[begin Data]

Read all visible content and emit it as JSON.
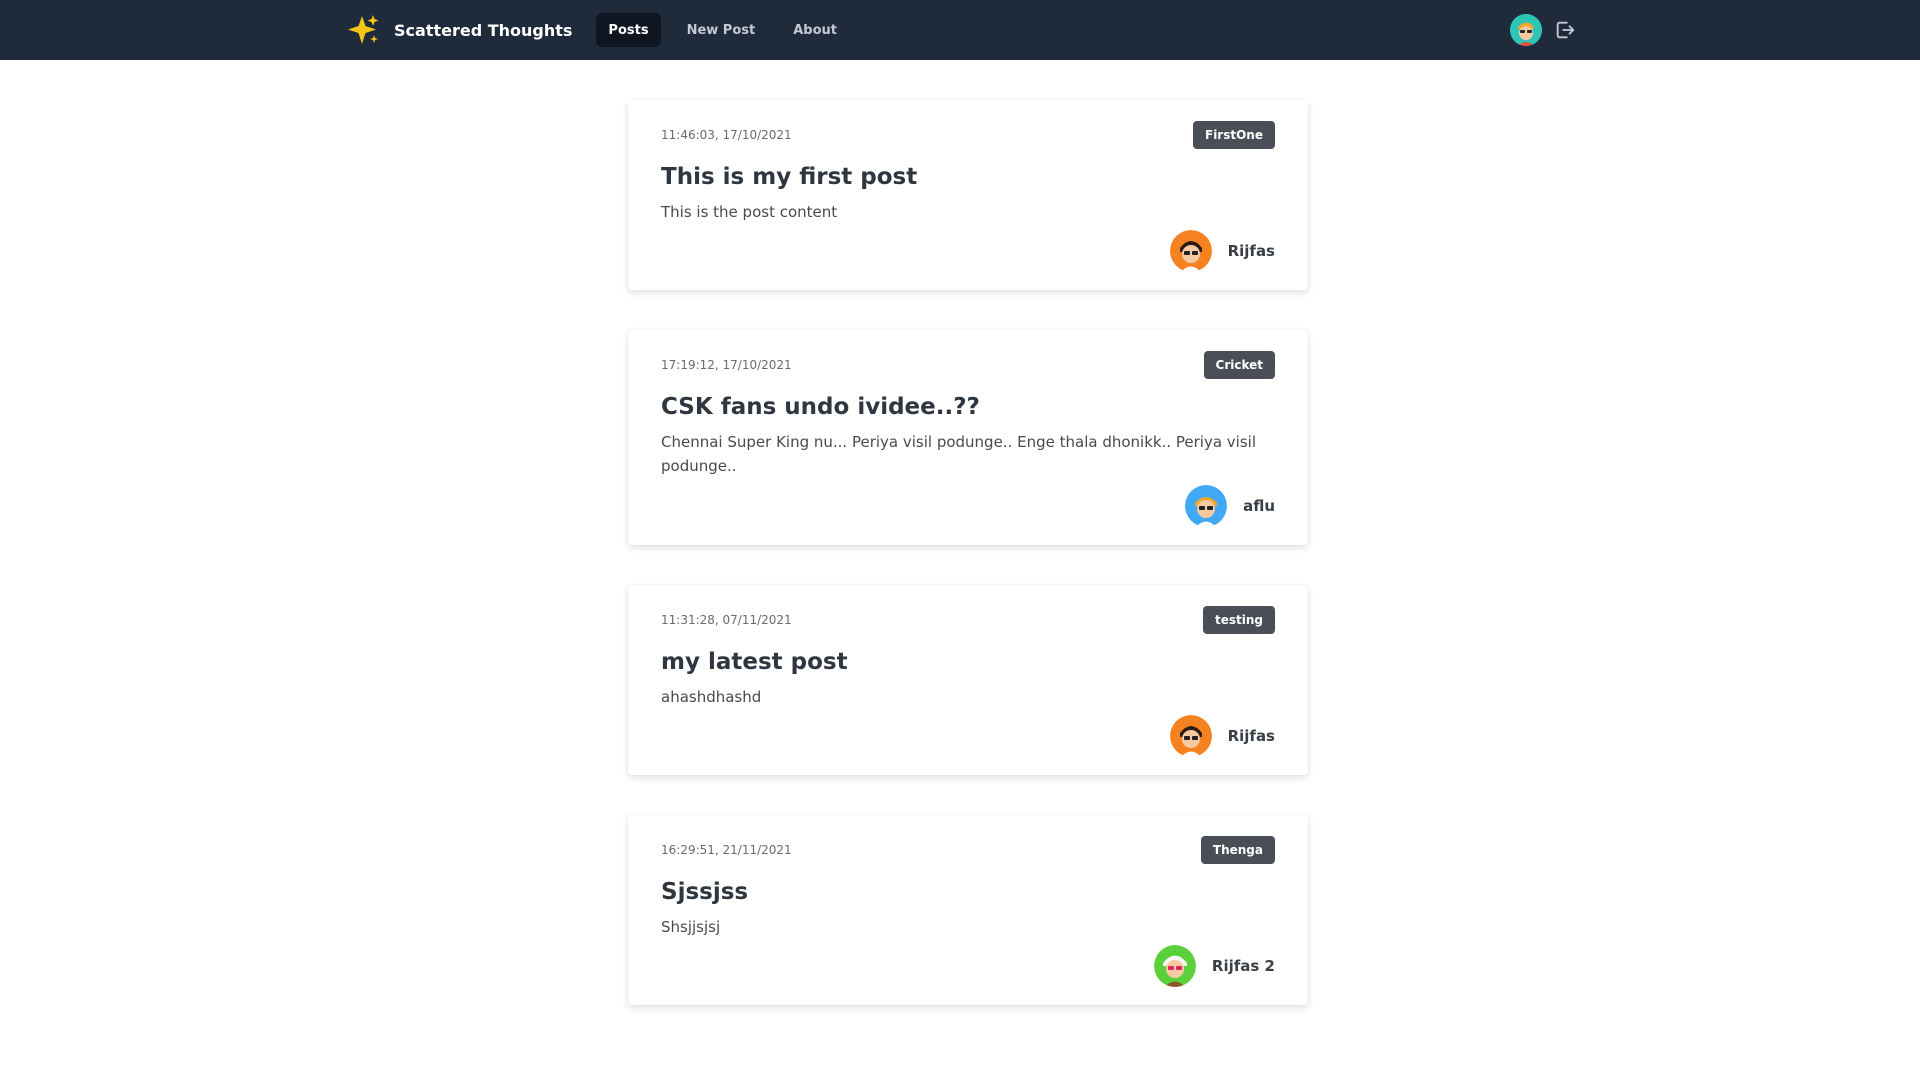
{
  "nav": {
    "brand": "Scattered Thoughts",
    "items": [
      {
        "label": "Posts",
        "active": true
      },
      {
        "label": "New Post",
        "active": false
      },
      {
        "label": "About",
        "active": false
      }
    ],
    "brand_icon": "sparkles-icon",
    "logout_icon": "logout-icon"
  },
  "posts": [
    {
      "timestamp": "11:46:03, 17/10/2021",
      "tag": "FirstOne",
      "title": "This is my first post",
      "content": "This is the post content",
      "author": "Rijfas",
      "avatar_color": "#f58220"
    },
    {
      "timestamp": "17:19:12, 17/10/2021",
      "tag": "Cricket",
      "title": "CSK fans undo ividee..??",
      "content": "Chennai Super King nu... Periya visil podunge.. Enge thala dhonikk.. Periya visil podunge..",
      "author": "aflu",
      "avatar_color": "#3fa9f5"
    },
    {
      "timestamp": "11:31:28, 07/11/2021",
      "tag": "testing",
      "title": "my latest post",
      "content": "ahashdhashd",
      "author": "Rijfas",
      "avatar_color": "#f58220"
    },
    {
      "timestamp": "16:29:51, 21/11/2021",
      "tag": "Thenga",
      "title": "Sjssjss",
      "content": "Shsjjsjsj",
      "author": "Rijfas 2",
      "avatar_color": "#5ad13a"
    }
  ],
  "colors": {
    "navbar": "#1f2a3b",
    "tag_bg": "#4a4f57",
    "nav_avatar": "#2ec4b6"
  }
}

[end Data]

* **Exercise goal**:
Return each line exactly as written. Any picture gets left out.

* **Result**:
Read all visible content and emit it as JSON.
{
  "nav": {
    "brand": "Scattered Thoughts",
    "items": [
      {
        "label": "Posts",
        "active": true
      },
      {
        "label": "New Post",
        "active": false
      },
      {
        "label": "About",
        "active": false
      }
    ],
    "brand_icon": "sparkles-icon",
    "logout_icon": "logout-icon"
  },
  "posts": [
    {
      "timestamp": "11:46:03, 17/10/2021",
      "tag": "FirstOne",
      "title": "This is my first post",
      "content": "This is the post content",
      "author": "Rijfas",
      "avatar_color": "#f58220"
    },
    {
      "timestamp": "17:19:12, 17/10/2021",
      "tag": "Cricket",
      "title": "CSK fans undo ividee..??",
      "content": "Chennai Super King nu... Periya visil podunge.. Enge thala dhonikk.. Periya visil podunge..",
      "author": "aflu",
      "avatar_color": "#3fa9f5"
    },
    {
      "timestamp": "11:31:28, 07/11/2021",
      "tag": "testing",
      "title": "my latest post",
      "content": "ahashdhashd",
      "author": "Rijfas",
      "avatar_color": "#f58220"
    },
    {
      "timestamp": "16:29:51, 21/11/2021",
      "tag": "Thenga",
      "title": "Sjssjss",
      "content": "Shsjjsjsj",
      "author": "Rijfas 2",
      "avatar_color": "#5ad13a"
    }
  ],
  "colors": {
    "navbar": "#1f2a3b",
    "tag_bg": "#4a4f57",
    "nav_avatar": "#2ec4b6"
  }
}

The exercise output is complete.